Which lines hold the word "false"? Copy each of them.

— Start of RECORDED DATA —

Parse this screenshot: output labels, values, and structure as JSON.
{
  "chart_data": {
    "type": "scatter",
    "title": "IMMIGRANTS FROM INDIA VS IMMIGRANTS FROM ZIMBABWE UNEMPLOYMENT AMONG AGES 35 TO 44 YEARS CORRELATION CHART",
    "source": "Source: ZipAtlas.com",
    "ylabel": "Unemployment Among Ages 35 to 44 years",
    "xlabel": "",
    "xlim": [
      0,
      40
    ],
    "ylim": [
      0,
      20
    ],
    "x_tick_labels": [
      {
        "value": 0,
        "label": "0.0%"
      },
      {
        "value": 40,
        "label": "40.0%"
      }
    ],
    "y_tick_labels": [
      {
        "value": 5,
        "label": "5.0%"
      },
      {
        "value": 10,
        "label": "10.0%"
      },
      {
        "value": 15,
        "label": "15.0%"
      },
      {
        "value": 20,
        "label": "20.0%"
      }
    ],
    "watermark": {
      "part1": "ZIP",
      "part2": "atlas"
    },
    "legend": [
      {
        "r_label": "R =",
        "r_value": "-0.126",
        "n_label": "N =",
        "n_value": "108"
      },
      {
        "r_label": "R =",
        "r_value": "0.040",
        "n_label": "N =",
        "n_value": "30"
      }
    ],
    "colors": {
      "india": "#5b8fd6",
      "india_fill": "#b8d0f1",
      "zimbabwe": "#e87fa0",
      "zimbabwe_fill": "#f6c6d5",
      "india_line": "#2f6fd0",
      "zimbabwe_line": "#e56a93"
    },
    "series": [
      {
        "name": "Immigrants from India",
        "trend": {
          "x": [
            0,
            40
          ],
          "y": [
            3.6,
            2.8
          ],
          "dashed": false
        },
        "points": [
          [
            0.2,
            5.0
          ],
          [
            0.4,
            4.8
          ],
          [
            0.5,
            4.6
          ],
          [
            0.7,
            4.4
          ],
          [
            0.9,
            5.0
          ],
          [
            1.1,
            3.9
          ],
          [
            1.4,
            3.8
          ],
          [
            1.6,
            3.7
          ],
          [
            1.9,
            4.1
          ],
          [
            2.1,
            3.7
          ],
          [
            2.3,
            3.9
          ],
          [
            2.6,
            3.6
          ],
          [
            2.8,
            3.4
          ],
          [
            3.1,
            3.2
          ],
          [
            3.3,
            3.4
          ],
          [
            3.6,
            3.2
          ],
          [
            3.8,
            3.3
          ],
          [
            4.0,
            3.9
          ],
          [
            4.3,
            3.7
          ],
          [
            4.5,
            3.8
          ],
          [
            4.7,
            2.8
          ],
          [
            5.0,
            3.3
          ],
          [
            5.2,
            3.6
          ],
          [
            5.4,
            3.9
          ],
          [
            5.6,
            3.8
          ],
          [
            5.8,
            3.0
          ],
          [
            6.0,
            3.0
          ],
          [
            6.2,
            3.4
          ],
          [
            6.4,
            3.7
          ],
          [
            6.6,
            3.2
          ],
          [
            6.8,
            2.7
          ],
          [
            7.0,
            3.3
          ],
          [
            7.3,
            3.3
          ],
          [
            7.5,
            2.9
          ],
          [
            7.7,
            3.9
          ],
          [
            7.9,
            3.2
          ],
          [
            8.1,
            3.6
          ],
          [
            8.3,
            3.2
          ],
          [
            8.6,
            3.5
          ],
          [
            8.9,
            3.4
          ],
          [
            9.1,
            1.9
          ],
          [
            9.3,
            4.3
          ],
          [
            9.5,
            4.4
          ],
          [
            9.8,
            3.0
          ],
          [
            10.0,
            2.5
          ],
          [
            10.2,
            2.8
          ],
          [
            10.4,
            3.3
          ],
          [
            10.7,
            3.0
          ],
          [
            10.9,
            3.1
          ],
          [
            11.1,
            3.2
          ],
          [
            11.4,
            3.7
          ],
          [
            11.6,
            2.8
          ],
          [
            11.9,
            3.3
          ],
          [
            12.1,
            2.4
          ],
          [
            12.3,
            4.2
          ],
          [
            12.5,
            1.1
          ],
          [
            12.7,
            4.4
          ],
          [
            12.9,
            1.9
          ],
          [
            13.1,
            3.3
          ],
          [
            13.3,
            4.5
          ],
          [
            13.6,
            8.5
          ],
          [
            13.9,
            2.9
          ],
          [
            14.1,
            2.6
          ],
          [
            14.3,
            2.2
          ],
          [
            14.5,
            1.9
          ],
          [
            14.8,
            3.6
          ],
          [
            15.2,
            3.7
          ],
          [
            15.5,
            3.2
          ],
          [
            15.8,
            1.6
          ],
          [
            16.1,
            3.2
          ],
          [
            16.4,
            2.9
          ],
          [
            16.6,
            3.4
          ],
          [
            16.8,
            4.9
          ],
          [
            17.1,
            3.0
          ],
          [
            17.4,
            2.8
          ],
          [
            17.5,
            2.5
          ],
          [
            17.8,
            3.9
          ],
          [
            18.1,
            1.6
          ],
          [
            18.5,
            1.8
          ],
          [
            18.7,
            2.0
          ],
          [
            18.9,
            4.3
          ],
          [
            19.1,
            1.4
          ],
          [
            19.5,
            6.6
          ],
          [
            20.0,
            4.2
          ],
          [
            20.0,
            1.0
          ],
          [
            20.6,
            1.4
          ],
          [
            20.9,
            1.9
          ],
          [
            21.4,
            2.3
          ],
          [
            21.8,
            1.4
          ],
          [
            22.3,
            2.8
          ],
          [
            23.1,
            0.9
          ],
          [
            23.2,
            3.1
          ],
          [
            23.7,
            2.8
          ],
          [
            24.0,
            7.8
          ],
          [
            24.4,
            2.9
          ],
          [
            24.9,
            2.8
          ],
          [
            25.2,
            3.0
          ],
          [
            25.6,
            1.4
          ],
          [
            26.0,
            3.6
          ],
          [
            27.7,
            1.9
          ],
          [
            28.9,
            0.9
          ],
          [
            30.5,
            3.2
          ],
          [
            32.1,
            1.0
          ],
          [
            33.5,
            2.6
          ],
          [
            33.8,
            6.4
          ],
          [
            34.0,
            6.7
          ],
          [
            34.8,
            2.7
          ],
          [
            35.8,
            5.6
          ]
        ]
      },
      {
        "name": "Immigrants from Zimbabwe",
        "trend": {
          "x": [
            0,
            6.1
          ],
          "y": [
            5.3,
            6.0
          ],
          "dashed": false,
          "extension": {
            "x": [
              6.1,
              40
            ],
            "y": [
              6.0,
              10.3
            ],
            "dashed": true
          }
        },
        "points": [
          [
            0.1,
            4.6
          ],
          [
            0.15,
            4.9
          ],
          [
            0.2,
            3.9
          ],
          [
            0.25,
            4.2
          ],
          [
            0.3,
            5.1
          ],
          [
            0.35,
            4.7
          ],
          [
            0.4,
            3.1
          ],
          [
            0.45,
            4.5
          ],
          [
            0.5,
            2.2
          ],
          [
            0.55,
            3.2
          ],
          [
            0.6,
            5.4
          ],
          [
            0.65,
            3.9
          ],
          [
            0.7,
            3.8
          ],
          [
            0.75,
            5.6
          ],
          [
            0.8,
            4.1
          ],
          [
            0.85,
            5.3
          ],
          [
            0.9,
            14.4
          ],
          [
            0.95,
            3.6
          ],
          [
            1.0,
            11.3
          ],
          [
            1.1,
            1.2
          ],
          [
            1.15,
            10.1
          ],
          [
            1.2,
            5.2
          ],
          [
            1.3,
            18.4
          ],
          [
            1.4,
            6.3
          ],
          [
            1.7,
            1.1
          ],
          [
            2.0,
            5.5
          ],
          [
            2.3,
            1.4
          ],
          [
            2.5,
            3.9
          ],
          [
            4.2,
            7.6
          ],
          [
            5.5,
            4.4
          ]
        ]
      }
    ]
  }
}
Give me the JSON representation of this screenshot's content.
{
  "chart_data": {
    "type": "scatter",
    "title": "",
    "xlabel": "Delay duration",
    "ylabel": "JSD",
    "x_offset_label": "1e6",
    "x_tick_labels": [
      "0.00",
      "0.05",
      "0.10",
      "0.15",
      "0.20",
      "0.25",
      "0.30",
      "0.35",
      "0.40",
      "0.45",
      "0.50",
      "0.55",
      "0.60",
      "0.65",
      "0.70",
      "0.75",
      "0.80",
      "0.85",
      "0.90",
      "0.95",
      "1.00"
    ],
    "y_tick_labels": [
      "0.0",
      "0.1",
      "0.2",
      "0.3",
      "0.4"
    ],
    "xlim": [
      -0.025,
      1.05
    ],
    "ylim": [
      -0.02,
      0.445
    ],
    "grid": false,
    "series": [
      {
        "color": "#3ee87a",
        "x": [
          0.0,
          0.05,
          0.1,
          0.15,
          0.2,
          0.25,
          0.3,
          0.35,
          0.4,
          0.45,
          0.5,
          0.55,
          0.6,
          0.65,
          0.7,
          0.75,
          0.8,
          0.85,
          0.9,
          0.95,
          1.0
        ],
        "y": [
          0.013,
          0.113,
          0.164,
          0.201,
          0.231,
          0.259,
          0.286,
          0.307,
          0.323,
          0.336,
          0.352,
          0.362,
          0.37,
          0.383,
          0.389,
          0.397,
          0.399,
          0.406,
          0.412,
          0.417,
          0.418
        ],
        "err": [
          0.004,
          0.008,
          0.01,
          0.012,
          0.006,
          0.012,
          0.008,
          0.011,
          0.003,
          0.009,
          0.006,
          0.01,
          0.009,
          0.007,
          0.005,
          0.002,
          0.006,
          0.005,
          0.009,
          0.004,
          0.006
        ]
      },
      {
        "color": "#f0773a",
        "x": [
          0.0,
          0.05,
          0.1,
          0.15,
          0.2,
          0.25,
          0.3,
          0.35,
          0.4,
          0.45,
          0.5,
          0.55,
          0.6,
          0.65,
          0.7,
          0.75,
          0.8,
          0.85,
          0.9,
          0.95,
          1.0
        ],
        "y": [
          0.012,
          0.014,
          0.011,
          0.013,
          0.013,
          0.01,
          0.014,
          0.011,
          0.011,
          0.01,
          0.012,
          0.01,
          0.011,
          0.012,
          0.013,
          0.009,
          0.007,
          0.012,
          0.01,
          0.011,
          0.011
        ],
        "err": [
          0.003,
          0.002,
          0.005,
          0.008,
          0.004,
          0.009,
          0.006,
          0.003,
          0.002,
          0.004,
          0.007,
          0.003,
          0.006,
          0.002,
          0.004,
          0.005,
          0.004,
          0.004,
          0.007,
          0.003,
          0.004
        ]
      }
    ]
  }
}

— End of RECORDED DATA —

→ COMPLETE RESPONSE:
          "dashed": false
          "dashed": false,
    "grid": false,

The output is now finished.